**To be done**
All records are to be retyped faithfully and completely.

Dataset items
★ ★ ★ ★ ★ ★ ★
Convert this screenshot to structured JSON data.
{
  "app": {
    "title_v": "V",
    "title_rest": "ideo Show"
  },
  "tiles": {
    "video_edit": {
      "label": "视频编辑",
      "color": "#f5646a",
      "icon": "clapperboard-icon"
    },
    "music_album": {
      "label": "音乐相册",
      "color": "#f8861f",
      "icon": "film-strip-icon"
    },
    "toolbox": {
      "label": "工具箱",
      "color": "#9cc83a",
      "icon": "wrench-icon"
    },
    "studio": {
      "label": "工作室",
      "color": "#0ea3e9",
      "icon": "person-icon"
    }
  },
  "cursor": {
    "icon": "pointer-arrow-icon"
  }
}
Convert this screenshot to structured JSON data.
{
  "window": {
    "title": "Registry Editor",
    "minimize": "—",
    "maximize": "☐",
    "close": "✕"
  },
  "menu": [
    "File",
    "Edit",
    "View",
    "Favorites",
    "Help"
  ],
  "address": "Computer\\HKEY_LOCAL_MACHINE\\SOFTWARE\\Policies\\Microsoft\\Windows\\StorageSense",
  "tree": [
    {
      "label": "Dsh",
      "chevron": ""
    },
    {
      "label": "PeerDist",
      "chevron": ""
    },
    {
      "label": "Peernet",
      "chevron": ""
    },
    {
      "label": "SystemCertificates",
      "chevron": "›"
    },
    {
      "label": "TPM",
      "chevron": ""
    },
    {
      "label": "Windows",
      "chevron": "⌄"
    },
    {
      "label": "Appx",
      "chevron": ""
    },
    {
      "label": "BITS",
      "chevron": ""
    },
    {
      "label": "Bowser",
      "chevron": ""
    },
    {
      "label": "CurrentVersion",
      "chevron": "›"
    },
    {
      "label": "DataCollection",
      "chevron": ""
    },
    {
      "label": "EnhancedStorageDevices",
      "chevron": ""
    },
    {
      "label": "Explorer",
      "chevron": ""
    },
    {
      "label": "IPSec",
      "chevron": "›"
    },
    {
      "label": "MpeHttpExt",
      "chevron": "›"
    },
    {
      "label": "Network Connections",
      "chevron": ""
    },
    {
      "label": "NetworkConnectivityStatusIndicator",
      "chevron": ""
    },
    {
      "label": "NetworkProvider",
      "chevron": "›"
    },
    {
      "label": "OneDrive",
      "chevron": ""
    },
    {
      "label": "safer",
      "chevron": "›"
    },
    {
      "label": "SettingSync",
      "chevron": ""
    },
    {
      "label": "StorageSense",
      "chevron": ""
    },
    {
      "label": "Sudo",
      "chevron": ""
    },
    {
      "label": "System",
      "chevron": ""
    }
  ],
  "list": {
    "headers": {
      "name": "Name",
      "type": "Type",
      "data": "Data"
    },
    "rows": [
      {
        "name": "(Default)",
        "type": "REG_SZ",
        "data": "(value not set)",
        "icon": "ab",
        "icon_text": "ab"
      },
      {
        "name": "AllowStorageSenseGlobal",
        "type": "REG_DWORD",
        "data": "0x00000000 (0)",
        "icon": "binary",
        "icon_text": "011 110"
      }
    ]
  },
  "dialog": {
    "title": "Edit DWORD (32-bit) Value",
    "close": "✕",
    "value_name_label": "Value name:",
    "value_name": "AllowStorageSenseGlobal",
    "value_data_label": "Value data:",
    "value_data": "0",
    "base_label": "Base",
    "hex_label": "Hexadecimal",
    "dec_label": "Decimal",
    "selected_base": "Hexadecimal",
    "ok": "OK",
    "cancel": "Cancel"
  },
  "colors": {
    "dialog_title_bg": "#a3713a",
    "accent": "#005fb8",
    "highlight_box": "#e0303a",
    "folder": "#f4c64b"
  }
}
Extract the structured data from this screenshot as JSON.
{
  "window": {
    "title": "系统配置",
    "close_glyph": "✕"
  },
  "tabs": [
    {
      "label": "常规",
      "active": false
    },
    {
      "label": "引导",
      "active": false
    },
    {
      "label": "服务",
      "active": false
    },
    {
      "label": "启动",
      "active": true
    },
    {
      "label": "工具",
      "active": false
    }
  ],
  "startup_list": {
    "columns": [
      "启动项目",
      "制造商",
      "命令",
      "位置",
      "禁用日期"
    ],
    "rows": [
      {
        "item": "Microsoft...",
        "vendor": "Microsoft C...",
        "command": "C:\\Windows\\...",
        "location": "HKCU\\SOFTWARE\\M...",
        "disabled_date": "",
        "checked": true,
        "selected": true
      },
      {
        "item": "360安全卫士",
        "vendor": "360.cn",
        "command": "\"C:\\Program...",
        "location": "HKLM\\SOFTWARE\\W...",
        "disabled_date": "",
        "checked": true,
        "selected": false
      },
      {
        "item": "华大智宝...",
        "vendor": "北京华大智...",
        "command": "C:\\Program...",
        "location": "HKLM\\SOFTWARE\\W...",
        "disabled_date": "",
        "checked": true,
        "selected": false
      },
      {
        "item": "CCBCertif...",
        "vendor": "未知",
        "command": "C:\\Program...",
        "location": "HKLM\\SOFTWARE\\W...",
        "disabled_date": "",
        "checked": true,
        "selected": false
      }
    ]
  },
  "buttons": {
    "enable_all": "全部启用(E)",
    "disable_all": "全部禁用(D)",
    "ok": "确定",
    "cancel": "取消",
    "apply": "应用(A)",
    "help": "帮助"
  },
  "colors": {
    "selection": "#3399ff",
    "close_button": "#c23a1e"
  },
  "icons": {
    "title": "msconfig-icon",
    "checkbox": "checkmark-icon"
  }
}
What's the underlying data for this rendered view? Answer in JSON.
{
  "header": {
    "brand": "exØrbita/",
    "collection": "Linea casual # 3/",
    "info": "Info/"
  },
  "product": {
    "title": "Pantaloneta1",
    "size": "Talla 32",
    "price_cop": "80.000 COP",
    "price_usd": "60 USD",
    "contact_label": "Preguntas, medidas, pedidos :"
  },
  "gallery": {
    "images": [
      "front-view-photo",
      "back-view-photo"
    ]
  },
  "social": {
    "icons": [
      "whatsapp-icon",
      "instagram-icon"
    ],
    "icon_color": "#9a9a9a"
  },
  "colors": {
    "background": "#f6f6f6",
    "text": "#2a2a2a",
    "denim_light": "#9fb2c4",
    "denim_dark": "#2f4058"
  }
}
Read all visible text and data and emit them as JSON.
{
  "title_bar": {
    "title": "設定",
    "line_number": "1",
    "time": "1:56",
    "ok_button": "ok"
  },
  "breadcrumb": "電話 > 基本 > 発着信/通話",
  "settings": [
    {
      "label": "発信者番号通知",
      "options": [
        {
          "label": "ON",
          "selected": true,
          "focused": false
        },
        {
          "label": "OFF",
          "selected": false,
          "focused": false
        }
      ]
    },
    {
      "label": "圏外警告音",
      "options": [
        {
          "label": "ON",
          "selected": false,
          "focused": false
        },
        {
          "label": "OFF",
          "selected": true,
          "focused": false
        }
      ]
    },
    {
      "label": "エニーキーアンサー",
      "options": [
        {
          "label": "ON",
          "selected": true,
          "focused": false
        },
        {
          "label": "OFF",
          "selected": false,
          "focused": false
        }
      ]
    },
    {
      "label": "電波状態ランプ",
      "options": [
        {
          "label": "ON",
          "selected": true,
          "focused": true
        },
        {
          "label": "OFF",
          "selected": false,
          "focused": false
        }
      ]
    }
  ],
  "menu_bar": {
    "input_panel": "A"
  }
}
★ ★ ★ ★ ★ ★ ★
**Expected answer**
Convert this screenshot to structured JSON data.
{
  "app": {
    "title_v": "V",
    "title_rest": "ideo Show"
  },
  "tiles": {
    "video_edit": {
      "label": "视频编辑",
      "color": "#f5646a",
      "icon": "clapperboard-icon"
    },
    "music_album": {
      "label": "音乐相册",
      "color": "#f8861f",
      "icon": "film-strip-icon"
    },
    "toolbox": {
      "label": "工具箱",
      "color": "#9cc83a",
      "icon": "wrench-icon"
    },
    "studio": {
      "label": "工作室",
      "color": "#0ea3e9",
      "icon": "person-icon"
    }
  },
  "cursor": {
    "icon": "pointer-arrow-icon"
  }
}
Convert this screenshot to structured JSON data.
{
  "window": {
    "title": "Registry Editor",
    "minimize": "—",
    "maximize": "☐",
    "close": "✕"
  },
  "menu": [
    "File",
    "Edit",
    "View",
    "Favorites",
    "Help"
  ],
  "address": "Computer\\HKEY_LOCAL_MACHINE\\SOFTWARE\\Policies\\Microsoft\\Windows\\StorageSense",
  "tree": [
    {
      "label": "Dsh",
      "chevron": ""
    },
    {
      "label": "PeerDist",
      "chevron": ""
    },
    {
      "label": "Peernet",
      "chevron": ""
    },
    {
      "label": "SystemCertificates",
      "chevron": "›"
    },
    {
      "label": "TPM",
      "chevron": ""
    },
    {
      "label": "Windows",
      "chevron": "⌄"
    },
    {
      "label": "Appx",
      "chevron": ""
    },
    {
      "label": "BITS",
      "chevron": ""
    },
    {
      "label": "Bowser",
      "chevron": ""
    },
    {
      "label": "CurrentVersion",
      "chevron": "›"
    },
    {
      "label": "DataCollection",
      "chevron": ""
    },
    {
      "label": "EnhancedStorageDevices",
      "chevron": ""
    },
    {
      "label": "Explorer",
      "chevron": ""
    },
    {
      "label": "IPSec",
      "chevron": "›"
    },
    {
      "label": "MpeHttpExt",
      "chevron": "›"
    },
    {
      "label": "Network Connections",
      "chevron": ""
    },
    {
      "label": "NetworkConnectivityStatusIndicator",
      "chevron": ""
    },
    {
      "label": "NetworkProvider",
      "chevron": "›"
    },
    {
      "label": "OneDrive",
      "chevron": ""
    },
    {
      "label": "safer",
      "chevron": "›"
    },
    {
      "label": "SettingSync",
      "chevron": ""
    },
    {
      "label": "StorageSense",
      "chevron": ""
    },
    {
      "label": "Sudo",
      "chevron": ""
    },
    {
      "label": "System",
      "chevron": ""
    }
  ],
  "list": {
    "headers": {
      "name": "Name",
      "type": "Type",
      "data": "Data"
    },
    "rows": [
      {
        "name": "(Default)",
        "type": "REG_SZ",
        "data": "(value not set)",
        "icon": "ab",
        "icon_text": "ab"
      },
      {
        "name": "AllowStorageSenseGlobal",
        "type": "REG_DWORD",
        "data": "0x00000000 (0)",
        "icon": "binary",
        "icon_text": "011 110"
      }
    ]
  },
  "dialog": {
    "title": "Edit DWORD (32-bit) Value",
    "close": "✕",
    "value_name_label": "Value name:",
    "value_name": "AllowStorageSenseGlobal",
    "value_data_label": "Value data:",
    "value_data": "0",
    "base_label": "Base",
    "hex_label": "Hexadecimal",
    "dec_label": "Decimal",
    "selected_base": "Hexadecimal",
    "ok": "OK",
    "cancel": "Cancel"
  },
  "colors": {
    "dialog_title_bg": "#a3713a",
    "accent": "#005fb8",
    "highlight_box": "#e0303a",
    "folder": "#f4c64b"
  }
}
Extract the structured data from this screenshot as JSON.
{
  "window": {
    "title": "系统配置",
    "close_glyph": "✕"
  },
  "tabs": [
    {
      "label": "常规",
      "active": false
    },
    {
      "label": "引导",
      "active": false
    },
    {
      "label": "服务",
      "active": false
    },
    {
      "label": "启动",
      "active": true
    },
    {
      "label": "工具",
      "active": false
    }
  ],
  "startup_list": {
    "columns": [
      "启动项目",
      "制造商",
      "命令",
      "位置",
      "禁用日期"
    ],
    "rows": [
      {
        "item": "Microsoft...",
        "vendor": "Microsoft C...",
        "command": "C:\\Windows\\...",
        "location": "HKCU\\SOFTWARE\\M...",
        "disabled_date": "",
        "checked": true,
        "selected": true
      },
      {
        "item": "360安全卫士",
        "vendor": "360.cn",
        "command": "\"C:\\Program...",
        "location": "HKLM\\SOFTWARE\\W...",
        "disabled_date": "",
        "checked": true,
        "selected": false
      },
      {
        "item": "华大智宝...",
        "vendor": "北京华大智...",
        "command": "C:\\Program...",
        "location": "HKLM\\SOFTWARE\\W...",
        "disabled_date": "",
        "checked": true,
        "selected": false
      },
      {
        "item": "CCBCertif...",
        "vendor": "未知",
        "command": "C:\\Program...",
        "location": "HKLM\\SOFTWARE\\W...",
        "disabled_date": "",
        "checked": true,
        "selected": false
      }
    ]
  },
  "buttons": {
    "enable_all": "全部启用(E)",
    "disable_all": "全部禁用(D)",
    "ok": "确定",
    "cancel": "取消",
    "apply": "应用(A)",
    "help": "帮助"
  },
  "colors": {
    "selection": "#3399ff",
    "close_button": "#c23a1e"
  },
  "icons": {
    "title": "msconfig-icon",
    "checkbox": "checkmark-icon"
  }
}
What's the underlying data for this rendered view? Answer in JSON.
{
  "header": {
    "brand": "exØrbita/",
    "collection": "Linea casual # 3/",
    "info": "Info/"
  },
  "product": {
    "title": "Pantaloneta1",
    "size": "Talla 32",
    "price_cop": "80.000 COP",
    "price_usd": "60 USD",
    "contact_label": "Preguntas, medidas, pedidos :"
  },
  "gallery": {
    "images": [
      "front-view-photo",
      "back-view-photo"
    ]
  },
  "social": {
    "icons": [
      "whatsapp-icon",
      "instagram-icon"
    ],
    "icon_color": "#9a9a9a"
  },
  "colors": {
    "background": "#f6f6f6",
    "text": "#2a2a2a",
    "denim_light": "#9fb2c4",
    "denim_dark": "#2f4058"
  }
}
Read all visible text and data and emit them as JSON.
{
  "title_bar": {
    "title": "設定",
    "line_number": "1",
    "time": "1:56",
    "ok_button": "ok"
  },
  "breadcrumb": "電話 > 基本 > 発着信/通話",
  "settings": [
    {
      "label": "発信者番号通知",
      "options": [
        {
          "label": "ON",
          "selected": true,
          "focused": false
        },
        {
          "label": "OFF",
          "selected": false,
          "focused": false
        }
      ]
    },
    {
      "label": "圏外警告音",
      "options": [
        {
          "label": "ON",
          "selected": false,
          "focused": false
        },
        {
          "label": "OFF",
          "selected": true,
          "focused": false
        }
      ]
    },
    {
      "label": "エニーキーアンサー",
      "options": [
        {
          "label": "ON",
          "selected": true,
          "focused": false
        },
        {
          "label": "OFF",
          "selected": false,
          "focused": false
        }
      ]
    },
    {
      "label": "電波状態ランプ",
      "options": [
        {
          "label": "ON",
          "selected": true,
          "focused": true
        },
        {
          "label": "OFF",
          "selected": false,
          "focused": false
        }
      ]
    }
  ],
  "menu_bar": {
    "input_panel": "A"
  }
}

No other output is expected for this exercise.